**Task instructions:**
Say how many lines in the records include the string "this", adding no other words.

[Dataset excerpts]
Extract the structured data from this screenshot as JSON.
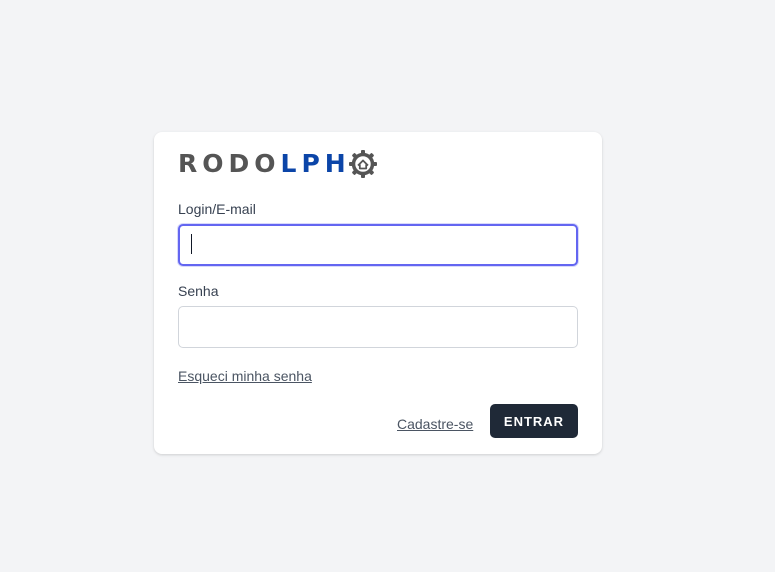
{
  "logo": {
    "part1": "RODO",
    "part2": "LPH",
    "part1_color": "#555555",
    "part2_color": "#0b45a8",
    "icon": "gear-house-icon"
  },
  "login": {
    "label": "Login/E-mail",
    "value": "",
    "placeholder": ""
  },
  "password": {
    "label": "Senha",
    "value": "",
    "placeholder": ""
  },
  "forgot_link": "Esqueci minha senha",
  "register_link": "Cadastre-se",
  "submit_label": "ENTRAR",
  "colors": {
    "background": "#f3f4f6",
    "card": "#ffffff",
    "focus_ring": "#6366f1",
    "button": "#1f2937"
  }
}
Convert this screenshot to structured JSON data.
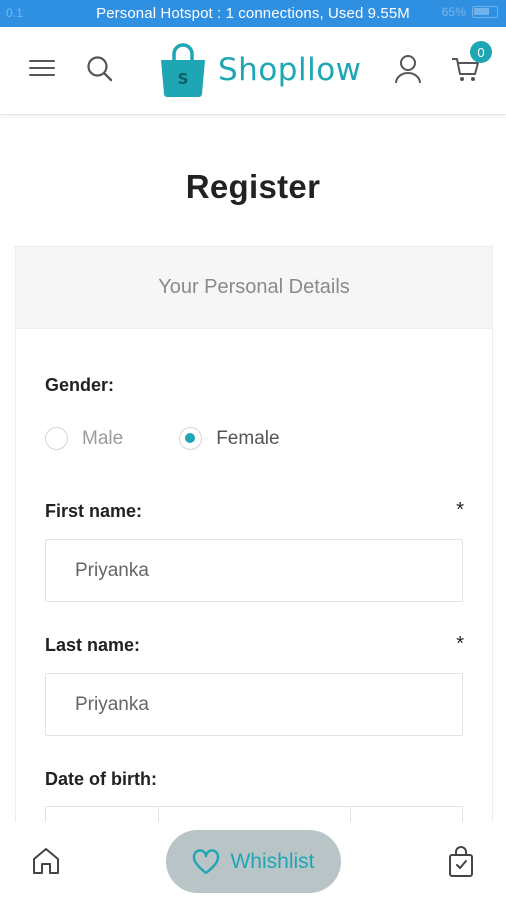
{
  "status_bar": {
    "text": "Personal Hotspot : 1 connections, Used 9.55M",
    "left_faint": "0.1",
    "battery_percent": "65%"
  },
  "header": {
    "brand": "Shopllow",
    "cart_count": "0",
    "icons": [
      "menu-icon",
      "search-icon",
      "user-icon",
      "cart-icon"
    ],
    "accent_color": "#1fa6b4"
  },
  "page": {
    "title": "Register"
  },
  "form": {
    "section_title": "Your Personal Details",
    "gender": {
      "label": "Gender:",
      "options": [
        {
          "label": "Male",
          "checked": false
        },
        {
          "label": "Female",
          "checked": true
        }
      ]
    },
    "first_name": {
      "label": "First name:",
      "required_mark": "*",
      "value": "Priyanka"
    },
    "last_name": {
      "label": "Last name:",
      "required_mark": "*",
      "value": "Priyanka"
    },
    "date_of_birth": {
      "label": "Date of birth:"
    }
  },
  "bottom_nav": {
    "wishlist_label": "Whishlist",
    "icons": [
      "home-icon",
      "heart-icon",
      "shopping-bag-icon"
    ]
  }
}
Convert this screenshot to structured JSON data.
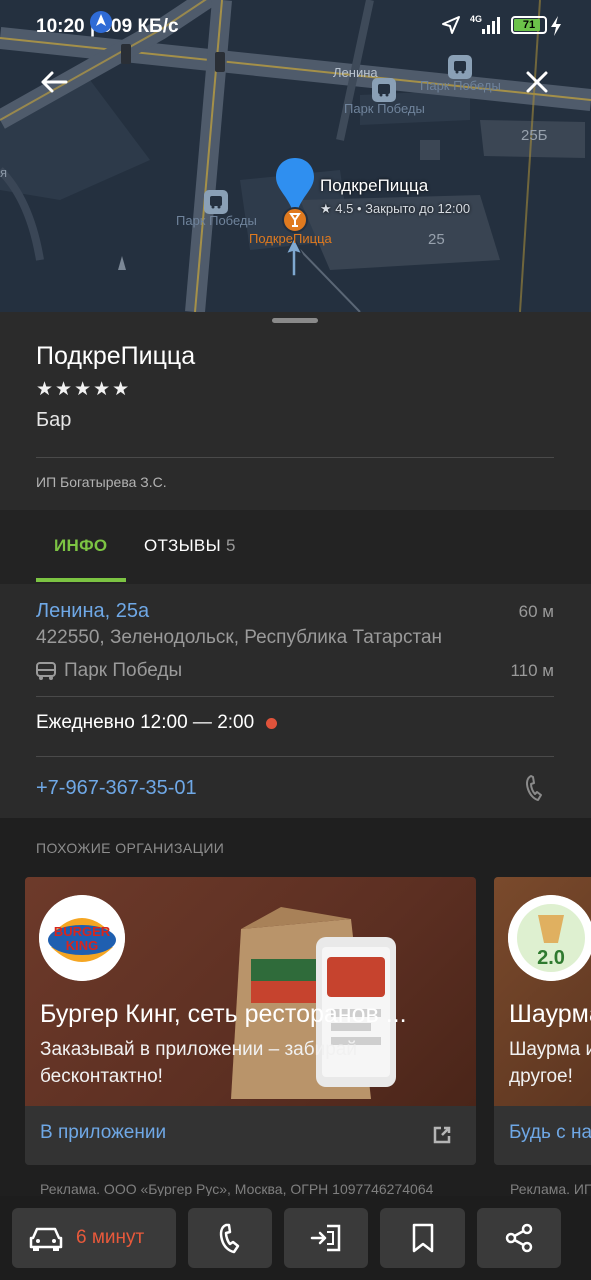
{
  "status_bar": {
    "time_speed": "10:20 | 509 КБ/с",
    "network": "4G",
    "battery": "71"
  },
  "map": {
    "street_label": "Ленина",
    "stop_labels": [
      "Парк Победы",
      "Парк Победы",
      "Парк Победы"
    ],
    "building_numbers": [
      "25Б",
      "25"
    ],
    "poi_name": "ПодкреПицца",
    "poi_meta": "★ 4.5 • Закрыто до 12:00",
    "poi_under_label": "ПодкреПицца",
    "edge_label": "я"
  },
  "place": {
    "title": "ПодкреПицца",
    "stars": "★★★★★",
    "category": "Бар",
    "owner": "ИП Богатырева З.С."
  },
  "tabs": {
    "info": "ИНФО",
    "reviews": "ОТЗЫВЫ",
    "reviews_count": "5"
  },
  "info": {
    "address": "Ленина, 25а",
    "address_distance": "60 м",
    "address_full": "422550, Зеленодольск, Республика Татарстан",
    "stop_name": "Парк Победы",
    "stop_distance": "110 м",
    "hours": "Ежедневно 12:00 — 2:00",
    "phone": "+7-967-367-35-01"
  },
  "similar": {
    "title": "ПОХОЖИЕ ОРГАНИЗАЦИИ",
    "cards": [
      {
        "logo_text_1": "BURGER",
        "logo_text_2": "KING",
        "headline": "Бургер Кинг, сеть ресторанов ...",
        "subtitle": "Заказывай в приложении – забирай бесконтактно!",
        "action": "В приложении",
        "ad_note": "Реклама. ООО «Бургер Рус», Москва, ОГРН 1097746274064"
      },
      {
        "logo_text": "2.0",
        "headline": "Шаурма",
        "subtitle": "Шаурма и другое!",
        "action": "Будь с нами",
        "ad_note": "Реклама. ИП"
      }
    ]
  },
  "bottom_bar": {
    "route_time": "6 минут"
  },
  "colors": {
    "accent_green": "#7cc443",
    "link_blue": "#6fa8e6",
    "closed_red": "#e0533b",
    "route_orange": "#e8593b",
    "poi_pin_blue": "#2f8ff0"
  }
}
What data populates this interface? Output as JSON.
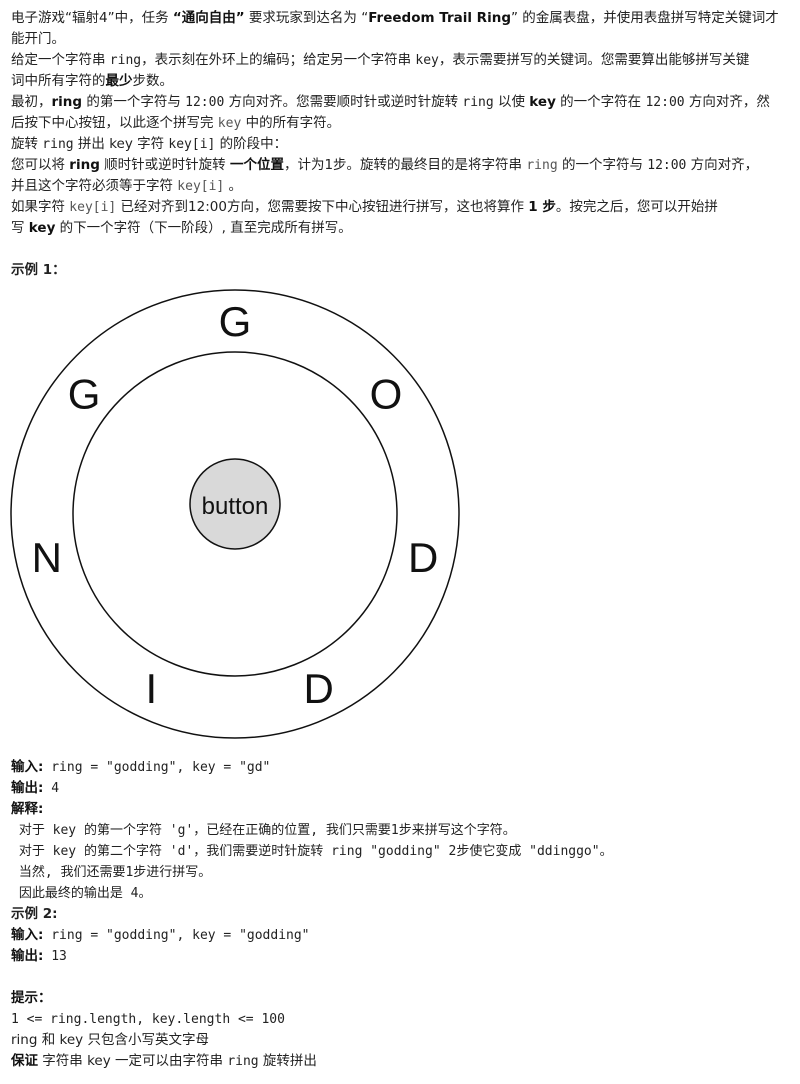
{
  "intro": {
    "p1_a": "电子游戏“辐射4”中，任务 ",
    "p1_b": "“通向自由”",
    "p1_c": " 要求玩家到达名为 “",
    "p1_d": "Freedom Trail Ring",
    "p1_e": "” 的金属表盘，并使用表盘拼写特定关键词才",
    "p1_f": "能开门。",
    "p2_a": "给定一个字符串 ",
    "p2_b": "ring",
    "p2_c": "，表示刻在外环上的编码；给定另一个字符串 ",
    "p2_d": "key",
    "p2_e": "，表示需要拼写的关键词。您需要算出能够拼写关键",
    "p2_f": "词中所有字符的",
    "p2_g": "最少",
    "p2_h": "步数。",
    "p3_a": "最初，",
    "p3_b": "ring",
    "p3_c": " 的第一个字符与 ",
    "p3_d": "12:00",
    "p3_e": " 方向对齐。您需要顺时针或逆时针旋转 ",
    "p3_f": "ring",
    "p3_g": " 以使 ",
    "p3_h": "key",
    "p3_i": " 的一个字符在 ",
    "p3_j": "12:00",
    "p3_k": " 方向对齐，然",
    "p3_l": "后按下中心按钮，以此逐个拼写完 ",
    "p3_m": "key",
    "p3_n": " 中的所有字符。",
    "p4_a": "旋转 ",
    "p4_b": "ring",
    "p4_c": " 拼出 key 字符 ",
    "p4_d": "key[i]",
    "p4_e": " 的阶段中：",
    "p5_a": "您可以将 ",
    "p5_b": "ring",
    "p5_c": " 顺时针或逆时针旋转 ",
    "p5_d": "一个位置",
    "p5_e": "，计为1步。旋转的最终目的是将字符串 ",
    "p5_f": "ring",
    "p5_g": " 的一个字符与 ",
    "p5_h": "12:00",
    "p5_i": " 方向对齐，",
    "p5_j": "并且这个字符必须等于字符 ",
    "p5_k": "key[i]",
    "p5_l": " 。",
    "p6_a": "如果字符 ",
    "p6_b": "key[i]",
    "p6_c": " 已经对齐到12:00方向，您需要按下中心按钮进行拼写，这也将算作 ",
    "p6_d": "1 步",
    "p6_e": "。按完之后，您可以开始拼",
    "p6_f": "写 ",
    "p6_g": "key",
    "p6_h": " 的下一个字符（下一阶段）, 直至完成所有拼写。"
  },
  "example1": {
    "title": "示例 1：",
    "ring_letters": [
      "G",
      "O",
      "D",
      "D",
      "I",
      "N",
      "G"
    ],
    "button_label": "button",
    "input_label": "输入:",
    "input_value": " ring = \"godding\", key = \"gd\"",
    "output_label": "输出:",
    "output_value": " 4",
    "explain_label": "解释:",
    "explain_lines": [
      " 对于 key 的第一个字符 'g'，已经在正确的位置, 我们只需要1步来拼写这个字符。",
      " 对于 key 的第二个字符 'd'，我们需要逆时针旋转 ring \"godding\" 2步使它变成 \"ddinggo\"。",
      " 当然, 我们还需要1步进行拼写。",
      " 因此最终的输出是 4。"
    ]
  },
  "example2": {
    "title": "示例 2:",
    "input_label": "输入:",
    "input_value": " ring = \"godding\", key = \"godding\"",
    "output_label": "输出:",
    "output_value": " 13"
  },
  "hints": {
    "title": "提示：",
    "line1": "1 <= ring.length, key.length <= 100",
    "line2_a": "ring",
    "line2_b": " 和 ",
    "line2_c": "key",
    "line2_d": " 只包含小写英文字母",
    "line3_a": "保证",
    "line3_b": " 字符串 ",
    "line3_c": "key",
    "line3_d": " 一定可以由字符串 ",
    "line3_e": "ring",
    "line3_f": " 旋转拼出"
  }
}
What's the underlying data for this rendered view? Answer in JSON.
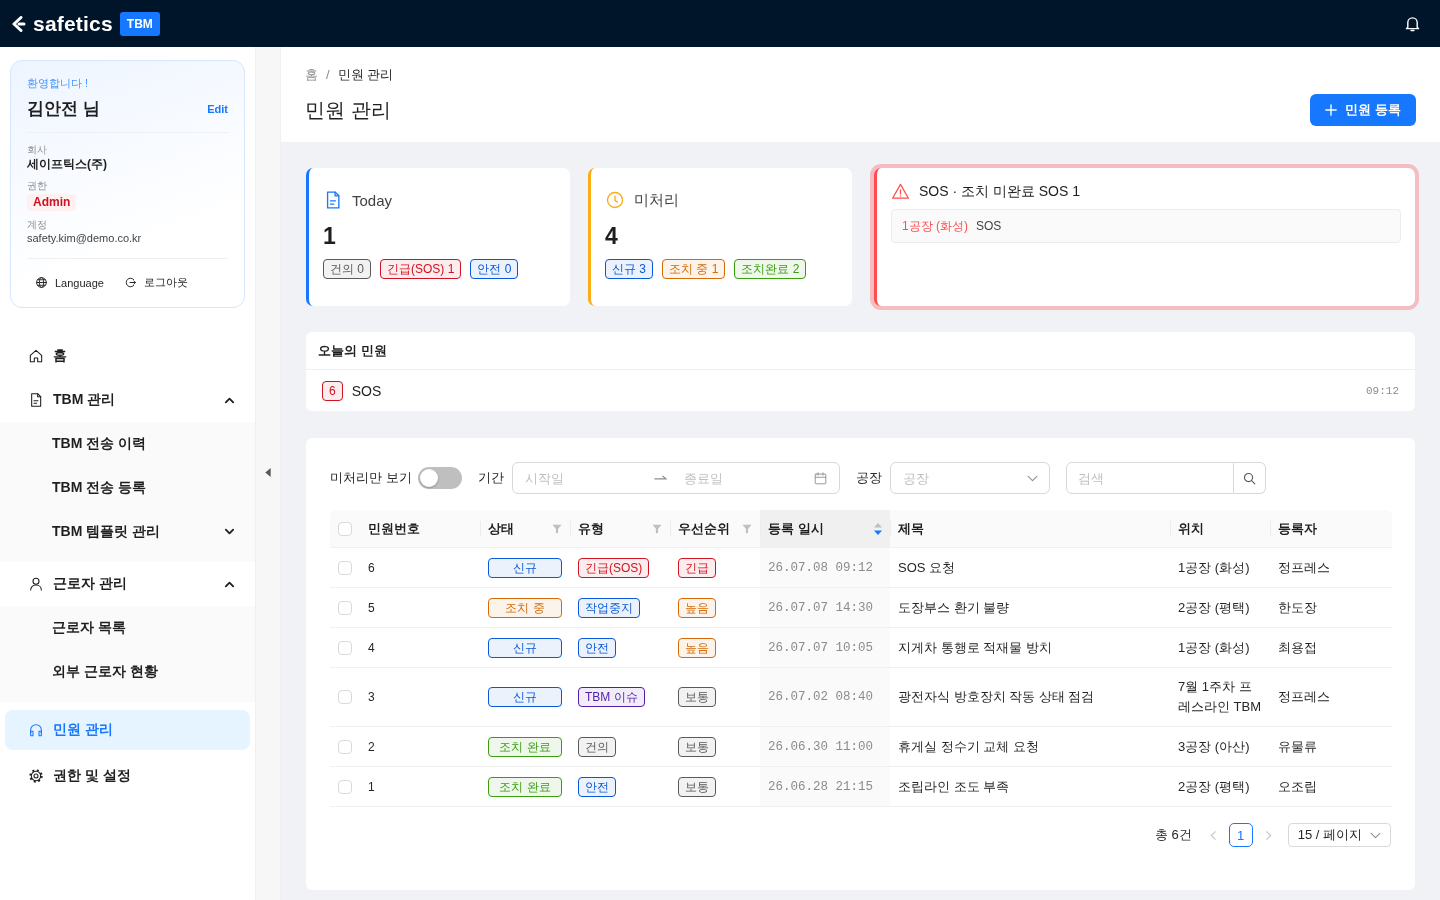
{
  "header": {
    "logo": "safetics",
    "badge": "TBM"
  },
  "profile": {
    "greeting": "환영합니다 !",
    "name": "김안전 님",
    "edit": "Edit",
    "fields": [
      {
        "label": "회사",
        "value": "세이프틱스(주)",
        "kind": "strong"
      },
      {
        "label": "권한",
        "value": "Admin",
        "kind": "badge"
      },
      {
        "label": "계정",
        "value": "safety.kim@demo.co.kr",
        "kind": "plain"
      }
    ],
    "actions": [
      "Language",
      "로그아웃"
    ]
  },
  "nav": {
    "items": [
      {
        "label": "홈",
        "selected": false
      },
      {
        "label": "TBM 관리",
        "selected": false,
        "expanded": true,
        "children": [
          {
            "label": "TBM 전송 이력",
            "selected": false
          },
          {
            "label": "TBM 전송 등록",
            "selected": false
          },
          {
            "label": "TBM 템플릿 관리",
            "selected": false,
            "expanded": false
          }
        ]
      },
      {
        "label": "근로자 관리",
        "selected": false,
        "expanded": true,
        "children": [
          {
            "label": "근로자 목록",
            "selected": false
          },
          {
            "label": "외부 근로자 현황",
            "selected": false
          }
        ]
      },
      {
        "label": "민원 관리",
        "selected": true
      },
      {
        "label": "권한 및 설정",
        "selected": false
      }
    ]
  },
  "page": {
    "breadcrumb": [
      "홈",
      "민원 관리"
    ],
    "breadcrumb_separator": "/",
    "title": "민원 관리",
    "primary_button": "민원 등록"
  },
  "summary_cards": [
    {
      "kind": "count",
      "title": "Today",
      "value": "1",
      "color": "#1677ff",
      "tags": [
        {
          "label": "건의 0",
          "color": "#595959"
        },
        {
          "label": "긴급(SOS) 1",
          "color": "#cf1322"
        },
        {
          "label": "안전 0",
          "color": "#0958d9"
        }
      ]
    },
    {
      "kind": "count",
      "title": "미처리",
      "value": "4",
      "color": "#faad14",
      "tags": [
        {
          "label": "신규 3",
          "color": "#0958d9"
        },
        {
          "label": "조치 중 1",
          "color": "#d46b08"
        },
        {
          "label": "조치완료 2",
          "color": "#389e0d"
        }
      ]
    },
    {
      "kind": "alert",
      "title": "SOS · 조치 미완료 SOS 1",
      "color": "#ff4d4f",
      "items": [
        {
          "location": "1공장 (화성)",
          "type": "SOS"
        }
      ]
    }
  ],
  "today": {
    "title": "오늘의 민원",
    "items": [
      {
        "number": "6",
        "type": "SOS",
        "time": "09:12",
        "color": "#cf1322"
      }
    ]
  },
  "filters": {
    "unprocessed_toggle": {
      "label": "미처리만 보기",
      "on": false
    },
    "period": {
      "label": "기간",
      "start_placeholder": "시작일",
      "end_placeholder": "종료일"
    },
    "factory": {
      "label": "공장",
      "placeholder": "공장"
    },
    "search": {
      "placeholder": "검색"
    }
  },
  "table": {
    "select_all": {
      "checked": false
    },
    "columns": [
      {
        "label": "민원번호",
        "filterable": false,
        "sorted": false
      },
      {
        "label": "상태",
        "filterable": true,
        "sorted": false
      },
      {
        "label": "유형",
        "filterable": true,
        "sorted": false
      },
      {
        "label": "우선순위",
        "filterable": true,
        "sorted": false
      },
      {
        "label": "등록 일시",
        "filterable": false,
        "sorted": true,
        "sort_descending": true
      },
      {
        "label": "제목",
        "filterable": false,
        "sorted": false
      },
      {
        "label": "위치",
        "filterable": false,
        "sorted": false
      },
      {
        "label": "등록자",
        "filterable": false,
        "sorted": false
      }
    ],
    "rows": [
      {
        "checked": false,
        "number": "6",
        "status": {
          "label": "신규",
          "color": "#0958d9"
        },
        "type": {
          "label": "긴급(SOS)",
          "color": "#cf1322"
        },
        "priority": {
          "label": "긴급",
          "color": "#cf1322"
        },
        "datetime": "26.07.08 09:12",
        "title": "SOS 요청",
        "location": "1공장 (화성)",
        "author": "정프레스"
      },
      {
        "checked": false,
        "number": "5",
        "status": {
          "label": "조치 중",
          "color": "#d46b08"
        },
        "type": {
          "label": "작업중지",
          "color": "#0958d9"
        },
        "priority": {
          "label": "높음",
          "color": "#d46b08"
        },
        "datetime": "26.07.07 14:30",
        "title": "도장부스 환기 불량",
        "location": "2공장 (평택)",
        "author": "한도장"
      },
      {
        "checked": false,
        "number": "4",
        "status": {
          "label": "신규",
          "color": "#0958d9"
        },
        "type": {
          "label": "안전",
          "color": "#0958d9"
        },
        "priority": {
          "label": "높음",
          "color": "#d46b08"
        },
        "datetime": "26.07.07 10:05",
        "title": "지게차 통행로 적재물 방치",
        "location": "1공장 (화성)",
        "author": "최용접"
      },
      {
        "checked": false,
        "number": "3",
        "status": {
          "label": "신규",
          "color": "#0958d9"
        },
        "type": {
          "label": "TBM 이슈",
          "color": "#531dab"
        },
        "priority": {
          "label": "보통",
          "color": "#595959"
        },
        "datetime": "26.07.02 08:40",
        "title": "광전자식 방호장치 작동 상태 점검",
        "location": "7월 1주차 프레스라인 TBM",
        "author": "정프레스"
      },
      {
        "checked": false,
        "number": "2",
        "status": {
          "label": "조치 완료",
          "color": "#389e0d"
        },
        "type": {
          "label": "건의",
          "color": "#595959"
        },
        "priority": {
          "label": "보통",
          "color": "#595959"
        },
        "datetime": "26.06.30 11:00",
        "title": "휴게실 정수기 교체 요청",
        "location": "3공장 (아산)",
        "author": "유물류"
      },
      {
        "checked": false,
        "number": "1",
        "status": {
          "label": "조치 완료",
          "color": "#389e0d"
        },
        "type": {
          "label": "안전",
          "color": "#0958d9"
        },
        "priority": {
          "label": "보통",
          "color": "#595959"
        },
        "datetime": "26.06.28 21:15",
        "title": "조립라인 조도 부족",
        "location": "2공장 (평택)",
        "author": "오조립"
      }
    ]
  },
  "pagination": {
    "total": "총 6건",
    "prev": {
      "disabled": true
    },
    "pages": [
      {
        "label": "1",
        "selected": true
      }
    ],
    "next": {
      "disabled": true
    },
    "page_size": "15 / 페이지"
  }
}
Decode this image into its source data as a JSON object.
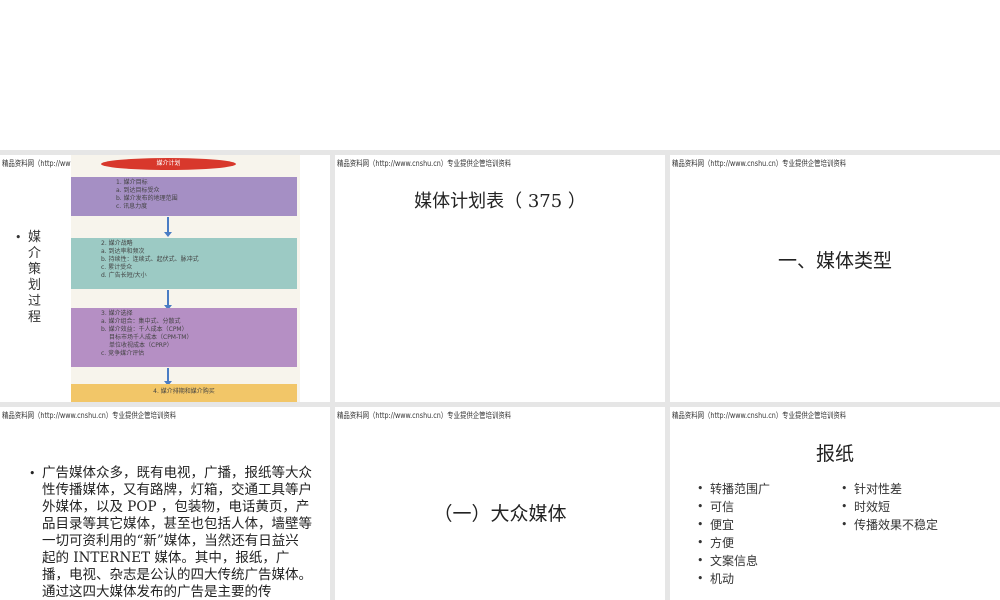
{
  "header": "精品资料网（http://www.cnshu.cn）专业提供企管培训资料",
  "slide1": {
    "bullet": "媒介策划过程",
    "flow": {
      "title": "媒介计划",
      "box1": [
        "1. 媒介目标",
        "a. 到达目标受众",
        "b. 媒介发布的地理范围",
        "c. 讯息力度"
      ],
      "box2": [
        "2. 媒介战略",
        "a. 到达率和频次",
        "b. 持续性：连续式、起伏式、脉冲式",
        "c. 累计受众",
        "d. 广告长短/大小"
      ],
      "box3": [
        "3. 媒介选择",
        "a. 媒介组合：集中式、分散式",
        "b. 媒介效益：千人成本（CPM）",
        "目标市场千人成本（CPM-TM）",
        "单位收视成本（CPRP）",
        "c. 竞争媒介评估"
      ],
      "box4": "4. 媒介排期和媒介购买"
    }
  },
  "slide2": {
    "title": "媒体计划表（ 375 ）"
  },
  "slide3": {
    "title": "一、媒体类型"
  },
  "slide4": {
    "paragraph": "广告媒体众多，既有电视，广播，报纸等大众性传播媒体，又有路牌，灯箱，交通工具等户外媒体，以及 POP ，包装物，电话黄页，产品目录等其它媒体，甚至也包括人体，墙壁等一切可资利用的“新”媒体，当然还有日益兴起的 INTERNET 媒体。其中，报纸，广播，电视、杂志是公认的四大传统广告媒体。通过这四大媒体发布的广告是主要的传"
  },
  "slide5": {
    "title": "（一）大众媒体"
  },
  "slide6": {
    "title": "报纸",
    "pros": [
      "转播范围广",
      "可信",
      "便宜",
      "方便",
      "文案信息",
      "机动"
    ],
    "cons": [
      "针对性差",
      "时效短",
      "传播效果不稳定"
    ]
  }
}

**Task output:**
6